[Records about charts and figures]
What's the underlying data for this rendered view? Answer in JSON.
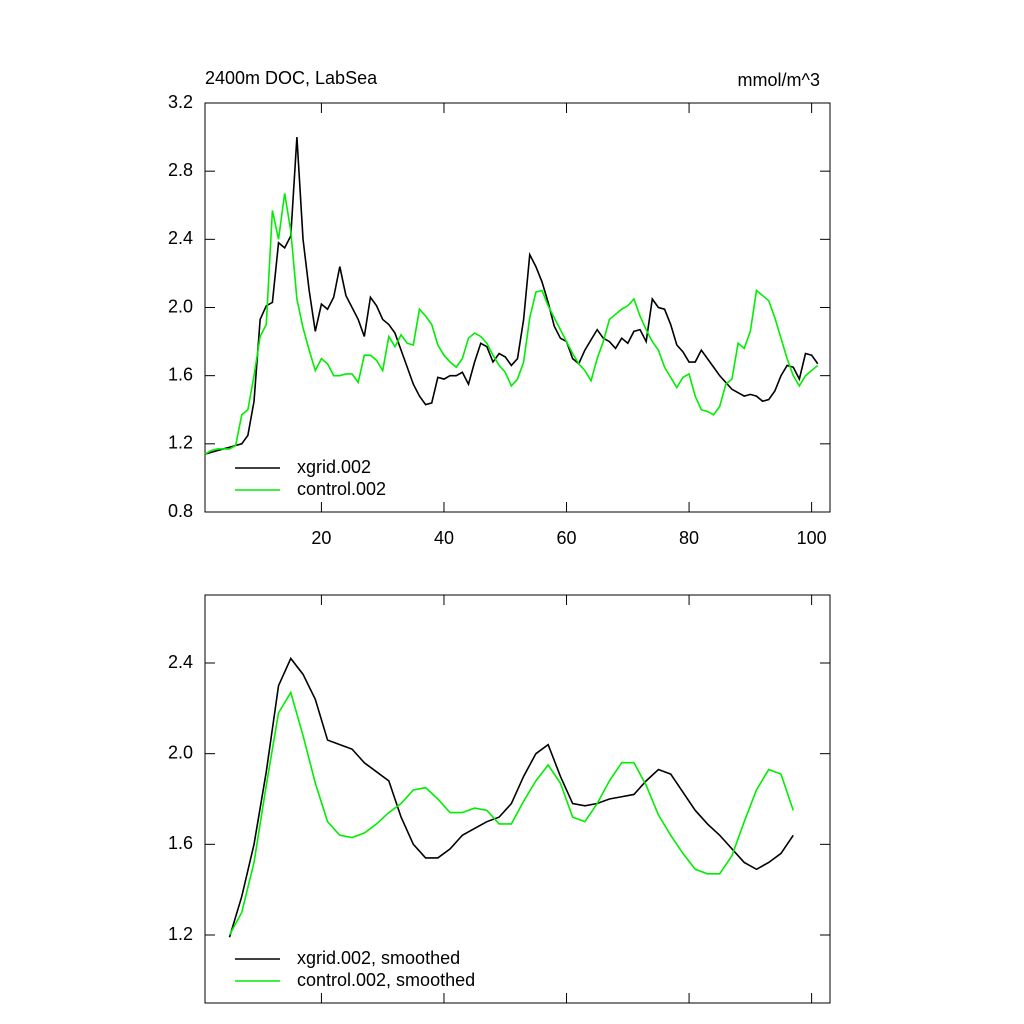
{
  "chart_data": [
    {
      "type": "line",
      "title": "2400m DOC, LabSea",
      "subtitle": "mmol/m^3",
      "x": [
        1,
        2,
        3,
        4,
        5,
        6,
        7,
        8,
        9,
        10,
        11,
        12,
        13,
        14,
        15,
        16,
        17,
        18,
        19,
        20,
        21,
        22,
        23,
        24,
        25,
        26,
        27,
        28,
        29,
        30,
        31,
        32,
        33,
        34,
        35,
        36,
        37,
        38,
        39,
        40,
        41,
        42,
        43,
        44,
        45,
        46,
        47,
        48,
        49,
        50,
        51,
        52,
        53,
        54,
        55,
        56,
        57,
        58,
        59,
        60,
        61,
        62,
        63,
        64,
        65,
        66,
        67,
        68,
        69,
        70,
        71,
        72,
        73,
        74,
        75,
        76,
        77,
        78,
        79,
        80,
        81,
        82,
        83,
        84,
        85,
        86,
        87,
        88,
        89,
        90,
        91,
        92,
        93,
        94,
        95,
        96,
        97,
        98,
        99,
        100,
        101
      ],
      "series": [
        {
          "name": "xgrid.002",
          "color": "#000000",
          "values": [
            1.14,
            1.15,
            1.16,
            1.17,
            1.18,
            1.19,
            1.2,
            1.25,
            1.45,
            1.93,
            2.01,
            2.03,
            2.38,
            2.35,
            2.42,
            3.0,
            2.4,
            2.1,
            1.86,
            2.02,
            1.99,
            2.06,
            2.24,
            2.07,
            2.0,
            1.93,
            1.83,
            2.06,
            2.01,
            1.93,
            1.9,
            1.85,
            1.75,
            1.65,
            1.55,
            1.48,
            1.43,
            1.44,
            1.59,
            1.58,
            1.6,
            1.6,
            1.62,
            1.55,
            1.68,
            1.79,
            1.77,
            1.68,
            1.73,
            1.71,
            1.66,
            1.7,
            1.93,
            2.31,
            2.24,
            2.15,
            2.03,
            1.89,
            1.82,
            1.8,
            1.7,
            1.67,
            1.75,
            1.81,
            1.87,
            1.82,
            1.8,
            1.76,
            1.82,
            1.79,
            1.86,
            1.87,
            1.8,
            2.05,
            2.0,
            1.99,
            1.9,
            1.78,
            1.74,
            1.68,
            1.68,
            1.75,
            1.7,
            1.65,
            1.6,
            1.56,
            1.52,
            1.5,
            1.48,
            1.49,
            1.48,
            1.45,
            1.46,
            1.51,
            1.6,
            1.66,
            1.65,
            1.58,
            1.73,
            1.72,
            1.67
          ]
        },
        {
          "name": "control.002",
          "color": "#00ee00",
          "values": [
            1.14,
            1.16,
            1.17,
            1.17,
            1.17,
            1.19,
            1.37,
            1.4,
            1.6,
            1.83,
            1.9,
            2.57,
            2.4,
            2.67,
            2.45,
            2.05,
            1.88,
            1.75,
            1.63,
            1.7,
            1.67,
            1.6,
            1.6,
            1.61,
            1.61,
            1.56,
            1.72,
            1.72,
            1.69,
            1.63,
            1.83,
            1.77,
            1.84,
            1.79,
            1.78,
            1.99,
            1.95,
            1.9,
            1.78,
            1.72,
            1.68,
            1.65,
            1.7,
            1.82,
            1.85,
            1.83,
            1.79,
            1.72,
            1.66,
            1.62,
            1.54,
            1.58,
            1.68,
            1.94,
            2.09,
            2.1,
            2.01,
            1.94,
            1.87,
            1.8,
            1.73,
            1.67,
            1.63,
            1.57,
            1.7,
            1.8,
            1.93,
            1.96,
            1.99,
            2.01,
            2.05,
            1.95,
            1.87,
            1.8,
            1.75,
            1.65,
            1.59,
            1.53,
            1.59,
            1.61,
            1.48,
            1.4,
            1.39,
            1.37,
            1.42,
            1.55,
            1.58,
            1.79,
            1.76,
            1.86,
            2.1,
            2.07,
            2.04,
            1.94,
            1.82,
            1.7,
            1.6,
            1.54,
            1.6,
            1.63,
            1.66
          ]
        }
      ],
      "xlim": [
        1,
        103
      ],
      "xticks": [
        20,
        40,
        60,
        80,
        100
      ],
      "xtick_labels": true,
      "ylim": [
        0.8,
        3.2
      ],
      "yticks": [
        0.8,
        1.2,
        1.6,
        2.0,
        2.4,
        2.8,
        3.2
      ],
      "legend": "lower left"
    },
    {
      "type": "line",
      "x": [
        5,
        7,
        9,
        11,
        13,
        15,
        17,
        19,
        21,
        23,
        25,
        27,
        29,
        31,
        33,
        35,
        37,
        39,
        41,
        43,
        45,
        47,
        49,
        51,
        53,
        55,
        57,
        59,
        61,
        63,
        65,
        67,
        69,
        71,
        73,
        75,
        77,
        79,
        81,
        83,
        85,
        87,
        89,
        91,
        93,
        95,
        97
      ],
      "series": [
        {
          "name": "xgrid.002, smoothed",
          "color": "#000000",
          "values": [
            1.19,
            1.37,
            1.6,
            1.92,
            2.3,
            2.42,
            2.35,
            2.24,
            2.06,
            2.04,
            2.02,
            1.96,
            1.92,
            1.88,
            1.72,
            1.6,
            1.54,
            1.54,
            1.58,
            1.64,
            1.67,
            1.7,
            1.72,
            1.78,
            1.9,
            2.0,
            2.04,
            1.9,
            1.78,
            1.77,
            1.78,
            1.8,
            1.81,
            1.82,
            1.88,
            1.93,
            1.91,
            1.83,
            1.75,
            1.69,
            1.64,
            1.58,
            1.52,
            1.49,
            1.52,
            1.56,
            1.64
          ]
        },
        {
          "name": "control.002, smoothed",
          "color": "#00ee00",
          "values": [
            1.2,
            1.3,
            1.52,
            1.86,
            2.18,
            2.27,
            2.08,
            1.87,
            1.7,
            1.64,
            1.63,
            1.65,
            1.69,
            1.74,
            1.78,
            1.84,
            1.85,
            1.8,
            1.74,
            1.74,
            1.76,
            1.75,
            1.69,
            1.69,
            1.79,
            1.88,
            1.95,
            1.87,
            1.72,
            1.7,
            1.78,
            1.88,
            1.96,
            1.96,
            1.86,
            1.73,
            1.64,
            1.56,
            1.49,
            1.47,
            1.47,
            1.55,
            1.7,
            1.84,
            1.93,
            1.91,
            1.75
          ]
        }
      ],
      "xlim": [
        1,
        103
      ],
      "xticks": [
        20,
        40,
        60,
        80,
        100
      ],
      "xtick_labels": false,
      "ylim": [
        0.9,
        2.7
      ],
      "yticks": [
        1.2,
        1.6,
        2.0,
        2.4
      ],
      "legend": "lower left"
    }
  ]
}
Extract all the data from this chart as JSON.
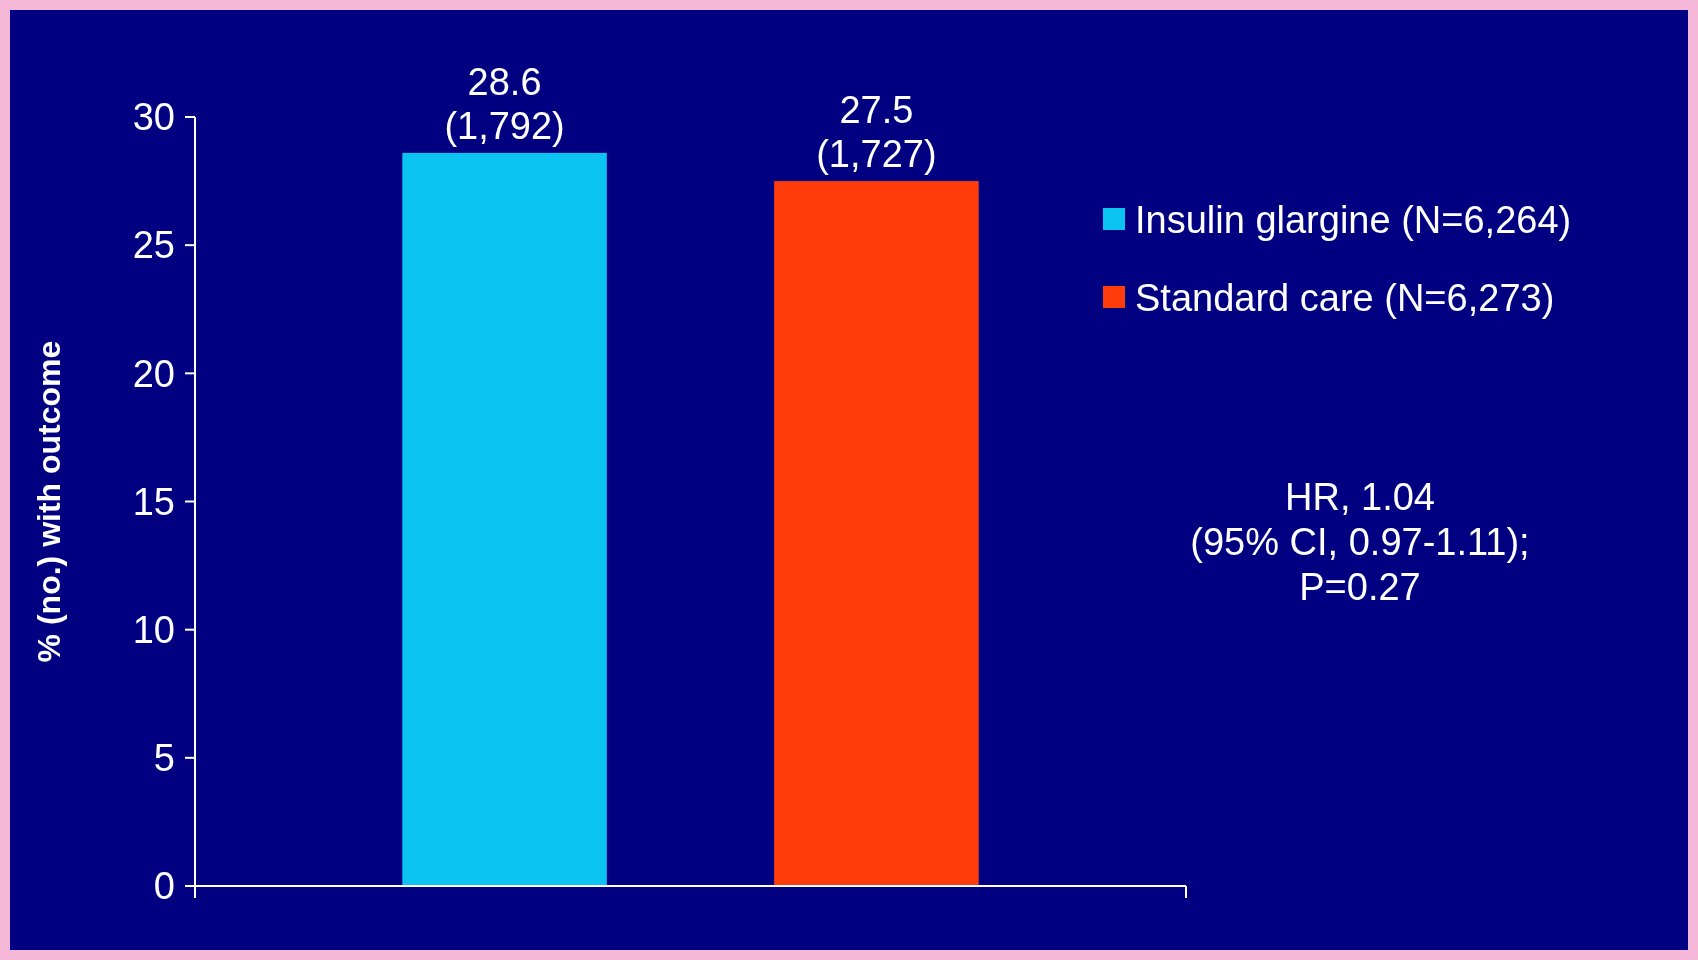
{
  "chart_data": {
    "type": "bar",
    "ylabel": "% (no.) with outcome",
    "categories": [
      null,
      null
    ],
    "series": [
      {
        "name": "Insulin glargine (N=6,264)",
        "color": "#0bc4f2",
        "values": [
          28.6,
          null
        ],
        "value_labels": [
          "28.6 (1,792)",
          null
        ]
      },
      {
        "name": "Standard care (N=6,273)",
        "color": "#ff3c0c",
        "values": [
          null,
          27.5
        ],
        "value_labels": [
          null,
          "27.5 (1,727)"
        ]
      }
    ],
    "ylim": [
      0,
      30
    ],
    "yticks": [
      0,
      5,
      10,
      15,
      20,
      25,
      30
    ],
    "grid": false,
    "legend": "right",
    "annotations": [
      "HR, 1.04",
      "(95% CI, 0.97-1.11);",
      "P=0.27"
    ]
  }
}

**THE EXERCISE**
Write out every entry again word for word, without any of the pictures.

**WORKED SOLUTION**
What's the underlying data for this rendered view? Answer in JSON.
{
  "chart_data": [
    {
      "type": "line",
      "title": "2400m DOC, LabSea",
      "subtitle": "mmol/m^3",
      "x": [
        1,
        2,
        3,
        4,
        5,
        6,
        7,
        8,
        9,
        10,
        11,
        12,
        13,
        14,
        15,
        16,
        17,
        18,
        19,
        20,
        21,
        22,
        23,
        24,
        25,
        26,
        27,
        28,
        29,
        30,
        31,
        32,
        33,
        34,
        35,
        36,
        37,
        38,
        39,
        40,
        41,
        42,
        43,
        44,
        45,
        46,
        47,
        48,
        49,
        50,
        51,
        52,
        53,
        54,
        55,
        56,
        57,
        58,
        59,
        60,
        61,
        62,
        63,
        64,
        65,
        66,
        67,
        68,
        69,
        70,
        71,
        72,
        73,
        74,
        75,
        76,
        77,
        78,
        79,
        80,
        81,
        82,
        83,
        84,
        85,
        86,
        87,
        88,
        89,
        90,
        91,
        92,
        93,
        94,
        95,
        96,
        97,
        98,
        99,
        100,
        101
      ],
      "series": [
        {
          "name": "xgrid.002",
          "color": "#000000",
          "values": [
            1.14,
            1.15,
            1.16,
            1.17,
            1.18,
            1.19,
            1.2,
            1.25,
            1.45,
            1.93,
            2.01,
            2.03,
            2.38,
            2.35,
            2.42,
            3.0,
            2.4,
            2.1,
            1.86,
            2.02,
            1.99,
            2.06,
            2.24,
            2.07,
            2.0,
            1.93,
            1.83,
            2.06,
            2.01,
            1.93,
            1.9,
            1.85,
            1.75,
            1.65,
            1.55,
            1.48,
            1.43,
            1.44,
            1.59,
            1.58,
            1.6,
            1.6,
            1.62,
            1.55,
            1.68,
            1.79,
            1.77,
            1.68,
            1.73,
            1.71,
            1.66,
            1.7,
            1.93,
            2.31,
            2.24,
            2.15,
            2.03,
            1.89,
            1.82,
            1.8,
            1.7,
            1.67,
            1.75,
            1.81,
            1.87,
            1.82,
            1.8,
            1.76,
            1.82,
            1.79,
            1.86,
            1.87,
            1.8,
            2.05,
            2.0,
            1.99,
            1.9,
            1.78,
            1.74,
            1.68,
            1.68,
            1.75,
            1.7,
            1.65,
            1.6,
            1.56,
            1.52,
            1.5,
            1.48,
            1.49,
            1.48,
            1.45,
            1.46,
            1.51,
            1.6,
            1.66,
            1.65,
            1.58,
            1.73,
            1.72,
            1.67
          ]
        },
        {
          "name": "control.002",
          "color": "#00ee00",
          "values": [
            1.14,
            1.16,
            1.17,
            1.17,
            1.17,
            1.19,
            1.37,
            1.4,
            1.6,
            1.83,
            1.9,
            2.57,
            2.4,
            2.67,
            2.45,
            2.05,
            1.88,
            1.75,
            1.63,
            1.7,
            1.67,
            1.6,
            1.6,
            1.61,
            1.61,
            1.56,
            1.72,
            1.72,
            1.69,
            1.63,
            1.83,
            1.77,
            1.84,
            1.79,
            1.78,
            1.99,
            1.95,
            1.9,
            1.78,
            1.72,
            1.68,
            1.65,
            1.7,
            1.82,
            1.85,
            1.83,
            1.79,
            1.72,
            1.66,
            1.62,
            1.54,
            1.58,
            1.68,
            1.94,
            2.09,
            2.1,
            2.01,
            1.94,
            1.87,
            1.8,
            1.73,
            1.67,
            1.63,
            1.57,
            1.7,
            1.8,
            1.93,
            1.96,
            1.99,
            2.01,
            2.05,
            1.95,
            1.87,
            1.8,
            1.75,
            1.65,
            1.59,
            1.53,
            1.59,
            1.61,
            1.48,
            1.4,
            1.39,
            1.37,
            1.42,
            1.55,
            1.58,
            1.79,
            1.76,
            1.86,
            2.1,
            2.07,
            2.04,
            1.94,
            1.82,
            1.7,
            1.6,
            1.54,
            1.6,
            1.63,
            1.66
          ]
        }
      ],
      "xlim": [
        1,
        103
      ],
      "xticks": [
        20,
        40,
        60,
        80,
        100
      ],
      "xtick_labels": true,
      "ylim": [
        0.8,
        3.2
      ],
      "yticks": [
        0.8,
        1.2,
        1.6,
        2.0,
        2.4,
        2.8,
        3.2
      ],
      "legend": "lower left"
    },
    {
      "type": "line",
      "x": [
        5,
        7,
        9,
        11,
        13,
        15,
        17,
        19,
        21,
        23,
        25,
        27,
        29,
        31,
        33,
        35,
        37,
        39,
        41,
        43,
        45,
        47,
        49,
        51,
        53,
        55,
        57,
        59,
        61,
        63,
        65,
        67,
        69,
        71,
        73,
        75,
        77,
        79,
        81,
        83,
        85,
        87,
        89,
        91,
        93,
        95,
        97
      ],
      "series": [
        {
          "name": "xgrid.002, smoothed",
          "color": "#000000",
          "values": [
            1.19,
            1.37,
            1.6,
            1.92,
            2.3,
            2.42,
            2.35,
            2.24,
            2.06,
            2.04,
            2.02,
            1.96,
            1.92,
            1.88,
            1.72,
            1.6,
            1.54,
            1.54,
            1.58,
            1.64,
            1.67,
            1.7,
            1.72,
            1.78,
            1.9,
            2.0,
            2.04,
            1.9,
            1.78,
            1.77,
            1.78,
            1.8,
            1.81,
            1.82,
            1.88,
            1.93,
            1.91,
            1.83,
            1.75,
            1.69,
            1.64,
            1.58,
            1.52,
            1.49,
            1.52,
            1.56,
            1.64
          ]
        },
        {
          "name": "control.002, smoothed",
          "color": "#00ee00",
          "values": [
            1.2,
            1.3,
            1.52,
            1.86,
            2.18,
            2.27,
            2.08,
            1.87,
            1.7,
            1.64,
            1.63,
            1.65,
            1.69,
            1.74,
            1.78,
            1.84,
            1.85,
            1.8,
            1.74,
            1.74,
            1.76,
            1.75,
            1.69,
            1.69,
            1.79,
            1.88,
            1.95,
            1.87,
            1.72,
            1.7,
            1.78,
            1.88,
            1.96,
            1.96,
            1.86,
            1.73,
            1.64,
            1.56,
            1.49,
            1.47,
            1.47,
            1.55,
            1.7,
            1.84,
            1.93,
            1.91,
            1.75
          ]
        }
      ],
      "xlim": [
        1,
        103
      ],
      "xticks": [
        20,
        40,
        60,
        80,
        100
      ],
      "xtick_labels": false,
      "ylim": [
        0.9,
        2.7
      ],
      "yticks": [
        1.2,
        1.6,
        2.0,
        2.4
      ],
      "legend": "lower left"
    }
  ]
}
Extract all the data from this chart as JSON.
{
  "chart_data": {
    "type": "bar",
    "ylabel": "% (no.) with outcome",
    "categories": [
      null,
      null
    ],
    "series": [
      {
        "name": "Insulin glargine (N=6,264)",
        "color": "#0bc4f2",
        "values": [
          28.6,
          null
        ],
        "value_labels": [
          "28.6 (1,792)",
          null
        ]
      },
      {
        "name": "Standard care (N=6,273)",
        "color": "#ff3c0c",
        "values": [
          null,
          27.5
        ],
        "value_labels": [
          null,
          "27.5 (1,727)"
        ]
      }
    ],
    "ylim": [
      0,
      30
    ],
    "yticks": [
      0,
      5,
      10,
      15,
      20,
      25,
      30
    ],
    "grid": false,
    "legend": "right",
    "annotations": [
      "HR, 1.04",
      "(95% CI, 0.97-1.11);",
      "P=0.27"
    ]
  }
}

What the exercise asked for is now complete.